## BEGIN

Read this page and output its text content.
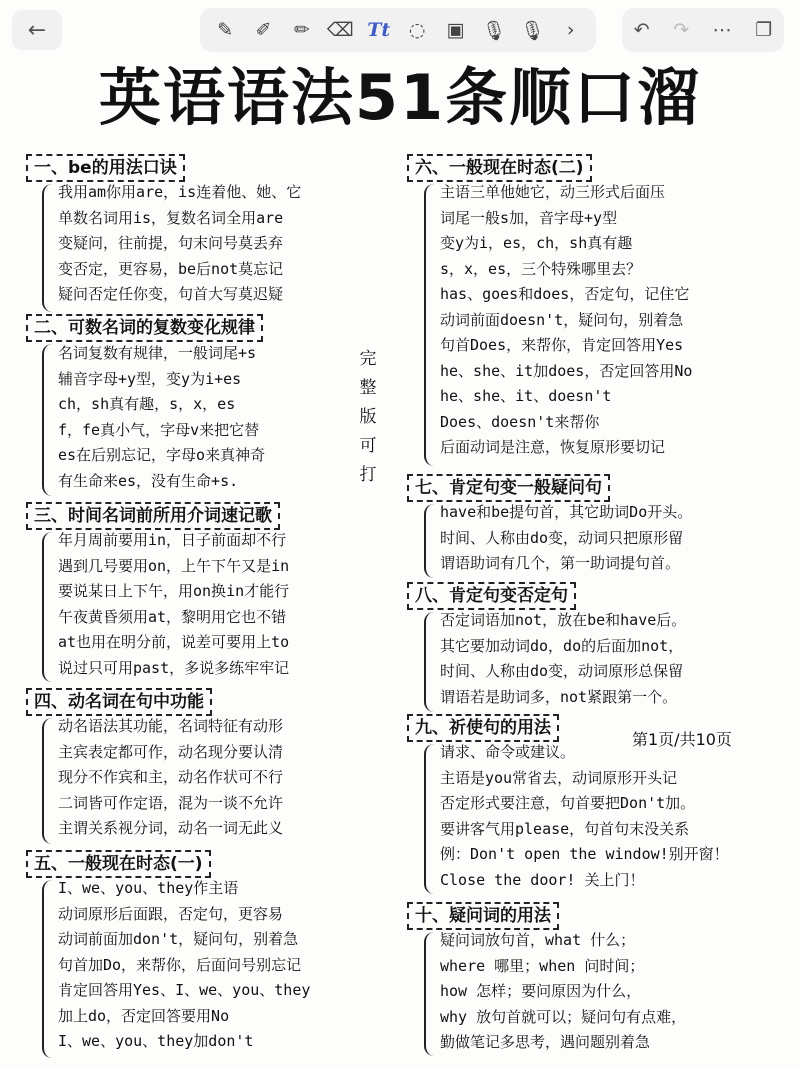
←	✎	✐	✏ ⌫ Tt ◌	▣ 🎙 🎙	›	↶ ↷ ⋯ ❐
英语语法51条顺口溜
一、be的用法口诀
我用am你用are，is连着他、她、它
单数名词用is，复数名词全用are
变疑问，往前提，句末问号莫丢弃
变否定，更容易，be后not莫忘记
疑问否定任你变，句首大写莫迟疑
二、可数名词的复数变化规律
名词复数有规律，一般词尾+s
辅音字母+y型，变y为i+es
ch，sh真有趣，s，x，es
f，fe真小气，字母v来把它替
es在后别忘记，字母o来真神奇
有生命来es，没有生命+s.
完
整
版
可
打
三、时间名词前所用介词速记歌
年月周前要用in，日子前面却不行
遇到几号要用on，上午下午又是in
要说某日上下午，用on换in才能行
午夜黄昏须用at，黎明用它也不错
at也用在明分前，说差可要用上to
说过只可用past，多说多练牢牢记
四、动名词在句中功能
动名语法其功能，名词特征有动形
主宾表定都可作，动名现分要认清
现分不作宾和主，动名作状可不行
二词皆可作定语，混为一谈不允许
主谓关系视分词，动名一词无此义
五、一般现在时态(一)
I、we、you、they作主语
动词原形后面跟，否定句，更容易
动词前面加don't，疑问句，别着急
句首加Do，来帮你，后面问号别忘记
肯定回答用Yes、I、we、you、they
加上do，否定回答要用No
I、we、you、they加don't
六、一般现在时态(二)
主语三单他她它，动三形式后面压
词尾一般s加，音字母+y型
变y为i，es，ch，sh真有趣
s，x，es，三个特殊哪里去？
has、goes和does，否定句，记住它
动词前面doesn't，疑问句，别着急
句首Does，来帮你，肯定回答用Yes
he、she、it加does，否定回答用No
he、she、it、doesn't
Does、doesn't来帮你
后面动词是注意，恢复原形要切记
七、肯定句变一般疑问句
have和be提句首，其它助词Do开头。
时间、人称由do变，动词只把原形留
谓语助词有几个，第一助词提句首。
八、肯定句变否定句
否定词语加not，放在be和have后。
其它要加动词do，do的后面加not，
时间、人称由do变，动词原形总保留
谓语若是助词多，not紧跟第一个。
九、祈使句的用法
第1页/共10页
请求、命令或建议。
主语是you常省去，动词原形开头记
否定形式要注意，句首要把Don't加。
要讲客气用please，句首句末没关系
例：Don't open the window!别开窗！
Close the door! 关上门！
十、疑问词的用法
疑问词放句首，what 什么；
where 哪里；when 问时间；
how 怎样；要问原因为什么，
why 放句首就可以；疑问句有点难，
勤做笔记多思考，遇问题别着急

## END

PROMPT
Omitting all images, print the listing exactly.

EXERCISE SOLUTION
Read this page and output its text content.
←	✎	✐	✏ ⌫ Tt ◌	▣ 🎙 🎙	›	↶ ↷ ⋯ ❐
英语语法51条顺口溜
一、be的用法口诀
我用am你用are，is连着他、她、它
单数名词用is，复数名词全用are
变疑问，往前提，句末问号莫丢弃
变否定，更容易，be后not莫忘记
疑问否定任你变，句首大写莫迟疑
二、可数名词的复数变化规律
名词复数有规律，一般词尾+s
辅音字母+y型，变y为i+es
ch，sh真有趣，s，x，es
f，fe真小气，字母v来把它替
es在后别忘记，字母o来真神奇
有生命来es，没有生命+s.
完
整
版
可
打
三、时间名词前所用介词速记歌
年月周前要用in，日子前面却不行
遇到几号要用on，上午下午又是in
要说某日上下午，用on换in才能行
午夜黄昏须用at，黎明用它也不错
at也用在明分前，说差可要用上to
说过只可用past，多说多练牢牢记
四、动名词在句中功能
动名语法其功能，名词特征有动形
主宾表定都可作，动名现分要认清
现分不作宾和主，动名作状可不行
二词皆可作定语，混为一谈不允许
主谓关系视分词，动名一词无此义
五、一般现在时态(一)
I、we、you、they作主语
动词原形后面跟，否定句，更容易
动词前面加don't，疑问句，别着急
句首加Do，来帮你，后面问号别忘记
肯定回答用Yes、I、we、you、they
加上do，否定回答要用No
I、we、you、they加don't
六、一般现在时态(二)
主语三单他她它，动三形式后面压
词尾一般s加，音字母+y型
变y为i，es，ch，sh真有趣
s，x，es，三个特殊哪里去？
has、goes和does，否定句，记住它
动词前面doesn't，疑问句，别着急
句首Does，来帮你，肯定回答用Yes
he、she、it加does，否定回答用No
he、she、it、doesn't
Does、doesn't来帮你
后面动词是注意，恢复原形要切记
七、肯定句变一般疑问句
have和be提句首，其它助词Do开头。
时间、人称由do变，动词只把原形留
谓语助词有几个，第一助词提句首。
八、肯定句变否定句
否定词语加not，放在be和have后。
其它要加动词do，do的后面加not，
时间、人称由do变，动词原形总保留
谓语若是助词多，not紧跟第一个。
九、祈使句的用法
第1页/共10页
请求、命令或建议。
主语是you常省去，动词原形开头记
否定形式要注意，句首要把Don't加。
要讲客气用please，句首句末没关系
例：Don't open the window!别开窗！
Close the door! 关上门！
十、疑问词的用法
疑问词放句首，what 什么；
where 哪里；when 问时间；
how 怎样；要问原因为什么，
why 放句首就可以；疑问句有点难，
勤做笔记多思考，遇问题别着急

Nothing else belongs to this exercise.